#### Recorded information ####
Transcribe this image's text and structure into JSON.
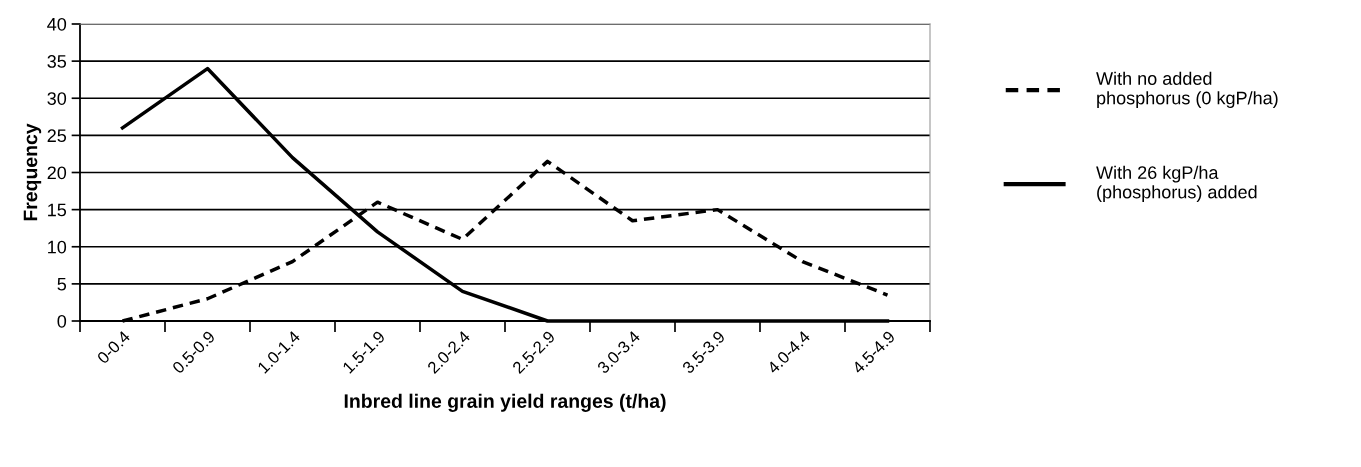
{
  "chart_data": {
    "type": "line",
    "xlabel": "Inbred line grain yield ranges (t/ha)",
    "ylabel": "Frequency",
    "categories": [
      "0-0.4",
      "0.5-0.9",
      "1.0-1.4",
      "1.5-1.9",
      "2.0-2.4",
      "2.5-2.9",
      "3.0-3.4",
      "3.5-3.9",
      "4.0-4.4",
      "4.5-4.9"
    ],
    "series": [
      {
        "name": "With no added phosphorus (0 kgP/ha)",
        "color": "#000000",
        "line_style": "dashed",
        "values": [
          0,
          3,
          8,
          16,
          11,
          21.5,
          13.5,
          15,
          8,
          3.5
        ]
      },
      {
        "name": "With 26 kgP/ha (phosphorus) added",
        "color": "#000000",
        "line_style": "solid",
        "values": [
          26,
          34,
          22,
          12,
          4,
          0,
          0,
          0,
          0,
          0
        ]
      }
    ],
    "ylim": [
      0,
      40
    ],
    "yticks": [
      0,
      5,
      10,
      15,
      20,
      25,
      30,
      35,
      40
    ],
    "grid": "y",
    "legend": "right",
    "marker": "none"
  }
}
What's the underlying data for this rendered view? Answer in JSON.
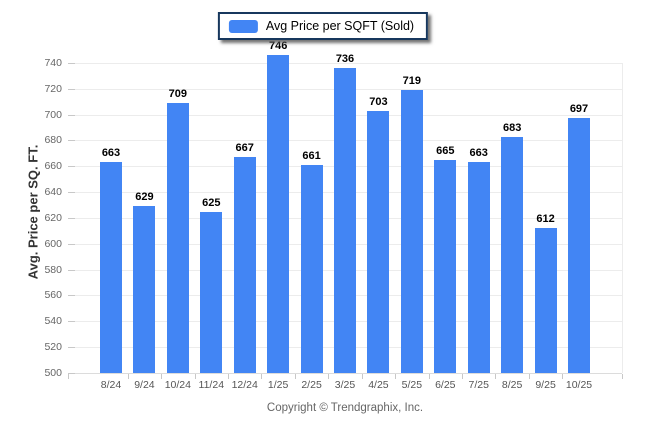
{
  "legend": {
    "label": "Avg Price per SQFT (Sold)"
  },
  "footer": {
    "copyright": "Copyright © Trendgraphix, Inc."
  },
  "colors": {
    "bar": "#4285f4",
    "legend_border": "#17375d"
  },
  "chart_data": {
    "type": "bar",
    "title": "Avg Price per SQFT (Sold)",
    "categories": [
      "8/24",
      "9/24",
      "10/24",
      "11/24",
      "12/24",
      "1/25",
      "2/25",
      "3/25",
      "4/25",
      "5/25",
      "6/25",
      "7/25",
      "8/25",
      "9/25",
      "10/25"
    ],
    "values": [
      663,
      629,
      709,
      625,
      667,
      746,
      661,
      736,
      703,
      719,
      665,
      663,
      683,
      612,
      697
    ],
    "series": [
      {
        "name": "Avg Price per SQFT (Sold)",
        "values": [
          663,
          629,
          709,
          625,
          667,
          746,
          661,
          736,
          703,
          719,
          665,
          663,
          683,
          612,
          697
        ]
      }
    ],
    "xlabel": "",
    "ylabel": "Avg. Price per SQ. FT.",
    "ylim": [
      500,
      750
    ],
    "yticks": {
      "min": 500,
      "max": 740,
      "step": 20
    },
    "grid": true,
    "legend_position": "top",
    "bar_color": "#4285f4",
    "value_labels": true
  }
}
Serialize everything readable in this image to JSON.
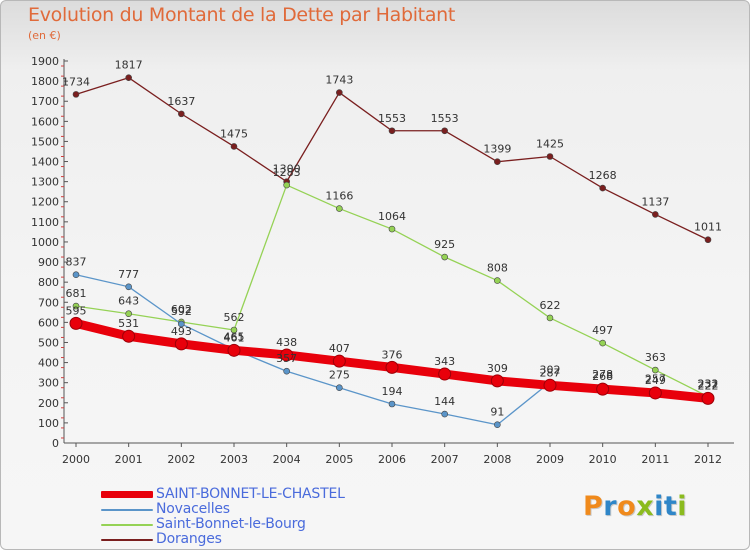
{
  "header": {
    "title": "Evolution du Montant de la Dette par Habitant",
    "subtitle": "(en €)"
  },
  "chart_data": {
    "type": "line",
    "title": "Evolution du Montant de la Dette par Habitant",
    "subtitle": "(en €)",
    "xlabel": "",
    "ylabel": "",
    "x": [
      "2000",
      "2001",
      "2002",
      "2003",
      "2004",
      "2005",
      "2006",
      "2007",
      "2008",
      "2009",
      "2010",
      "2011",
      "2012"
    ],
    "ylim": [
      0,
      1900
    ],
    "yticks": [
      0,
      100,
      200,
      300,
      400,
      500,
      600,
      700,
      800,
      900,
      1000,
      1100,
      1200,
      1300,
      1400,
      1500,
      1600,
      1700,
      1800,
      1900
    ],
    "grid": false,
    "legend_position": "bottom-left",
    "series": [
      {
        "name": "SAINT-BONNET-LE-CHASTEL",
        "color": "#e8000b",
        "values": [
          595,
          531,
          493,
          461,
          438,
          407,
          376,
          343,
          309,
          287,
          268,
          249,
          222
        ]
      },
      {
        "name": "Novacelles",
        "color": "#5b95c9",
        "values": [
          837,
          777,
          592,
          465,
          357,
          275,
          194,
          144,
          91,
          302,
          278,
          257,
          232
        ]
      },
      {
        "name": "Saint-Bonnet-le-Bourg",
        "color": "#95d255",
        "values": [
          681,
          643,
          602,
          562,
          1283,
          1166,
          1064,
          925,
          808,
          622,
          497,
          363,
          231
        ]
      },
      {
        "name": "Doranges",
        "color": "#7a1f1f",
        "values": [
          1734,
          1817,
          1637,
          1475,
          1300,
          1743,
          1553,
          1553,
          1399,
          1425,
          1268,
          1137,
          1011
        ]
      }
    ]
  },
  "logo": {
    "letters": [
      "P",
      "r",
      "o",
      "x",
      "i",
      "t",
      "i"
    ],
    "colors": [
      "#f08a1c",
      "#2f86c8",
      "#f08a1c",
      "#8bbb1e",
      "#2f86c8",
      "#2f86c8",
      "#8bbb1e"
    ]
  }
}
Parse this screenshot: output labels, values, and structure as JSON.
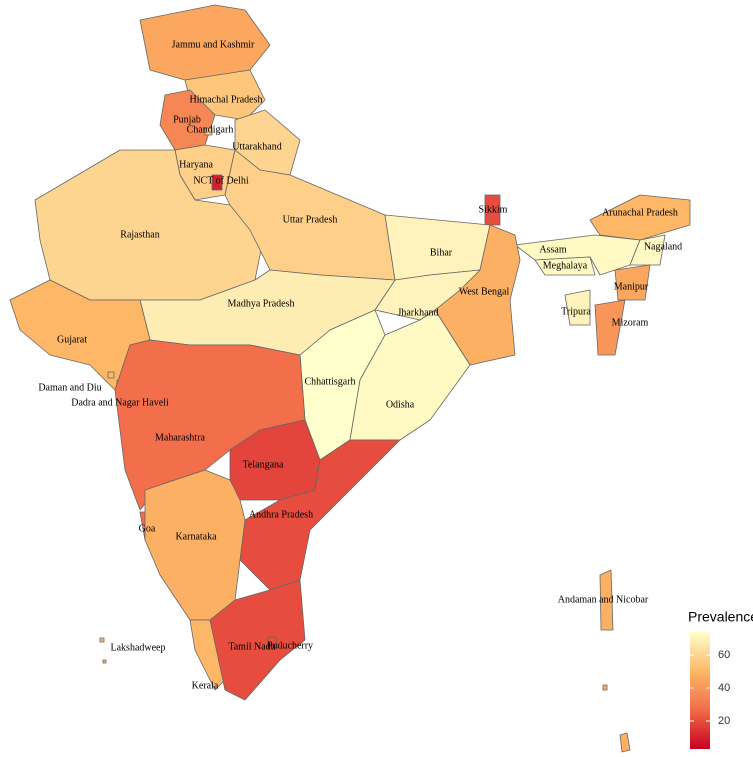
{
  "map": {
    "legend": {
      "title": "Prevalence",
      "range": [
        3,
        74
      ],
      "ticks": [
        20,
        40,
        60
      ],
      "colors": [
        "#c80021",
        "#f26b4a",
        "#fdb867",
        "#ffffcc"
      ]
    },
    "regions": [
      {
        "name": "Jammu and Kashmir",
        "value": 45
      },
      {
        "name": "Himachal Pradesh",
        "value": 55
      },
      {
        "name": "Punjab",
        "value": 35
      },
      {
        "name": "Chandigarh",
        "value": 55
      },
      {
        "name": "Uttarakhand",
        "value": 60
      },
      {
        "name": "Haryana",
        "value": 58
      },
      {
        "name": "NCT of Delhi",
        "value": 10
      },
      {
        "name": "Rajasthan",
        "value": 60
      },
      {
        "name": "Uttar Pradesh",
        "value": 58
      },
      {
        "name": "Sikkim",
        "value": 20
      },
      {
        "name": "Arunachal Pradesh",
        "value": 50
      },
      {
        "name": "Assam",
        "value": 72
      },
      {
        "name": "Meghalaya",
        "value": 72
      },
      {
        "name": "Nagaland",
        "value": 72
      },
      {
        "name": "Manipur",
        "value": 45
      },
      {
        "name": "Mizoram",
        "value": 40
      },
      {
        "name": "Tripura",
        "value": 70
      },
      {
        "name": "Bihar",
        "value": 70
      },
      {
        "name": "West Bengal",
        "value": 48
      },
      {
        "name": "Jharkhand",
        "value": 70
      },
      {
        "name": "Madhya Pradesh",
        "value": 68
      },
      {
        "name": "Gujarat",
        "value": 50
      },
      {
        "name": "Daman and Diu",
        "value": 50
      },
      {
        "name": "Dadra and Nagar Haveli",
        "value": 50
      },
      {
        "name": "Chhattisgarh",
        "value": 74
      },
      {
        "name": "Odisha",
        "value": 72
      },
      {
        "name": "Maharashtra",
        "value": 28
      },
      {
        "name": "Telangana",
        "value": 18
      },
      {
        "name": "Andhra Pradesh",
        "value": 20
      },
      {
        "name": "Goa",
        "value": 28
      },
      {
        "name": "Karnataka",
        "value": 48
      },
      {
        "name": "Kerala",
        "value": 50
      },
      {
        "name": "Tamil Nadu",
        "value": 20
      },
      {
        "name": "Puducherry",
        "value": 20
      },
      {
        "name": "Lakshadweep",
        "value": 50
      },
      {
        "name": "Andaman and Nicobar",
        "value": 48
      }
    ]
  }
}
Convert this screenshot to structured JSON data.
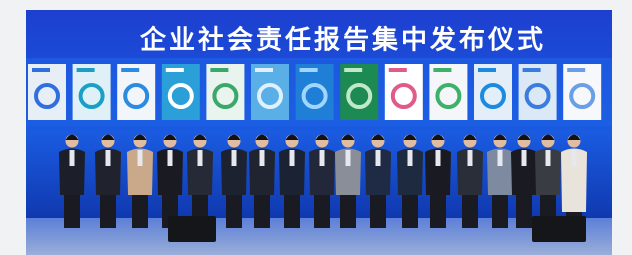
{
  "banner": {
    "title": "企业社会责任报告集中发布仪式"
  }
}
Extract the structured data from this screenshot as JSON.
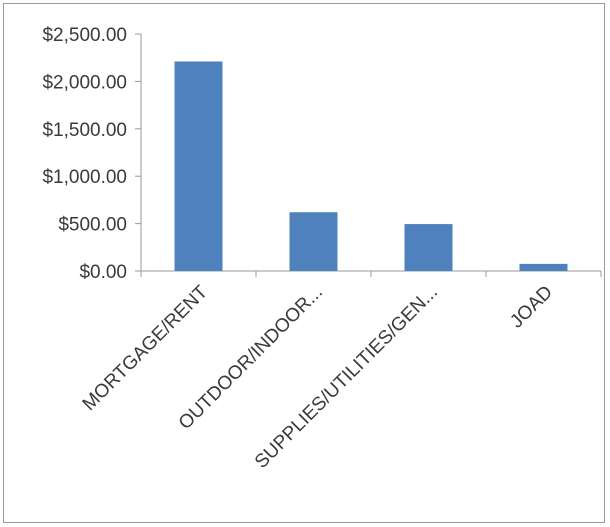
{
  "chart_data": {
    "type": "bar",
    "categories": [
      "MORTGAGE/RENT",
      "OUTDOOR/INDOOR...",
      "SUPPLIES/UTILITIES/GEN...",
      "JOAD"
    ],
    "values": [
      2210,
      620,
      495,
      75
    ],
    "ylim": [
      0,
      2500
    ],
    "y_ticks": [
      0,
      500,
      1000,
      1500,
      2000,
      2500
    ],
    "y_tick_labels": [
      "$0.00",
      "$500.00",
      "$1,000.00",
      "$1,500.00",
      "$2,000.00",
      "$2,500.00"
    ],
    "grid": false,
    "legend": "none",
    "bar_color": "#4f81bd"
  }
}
####
* [What you are asked to do]: From the data above, copy each line that holds "Price".

* [The response]:
    "label": "Avg Price per SQFT (Sold)"
    "title": "Avg Price per SQFT (Sold)",
        "name": "Avg Price per SQFT (Sold)",
    "ylabel": "Avg. Price per SQ. FT.",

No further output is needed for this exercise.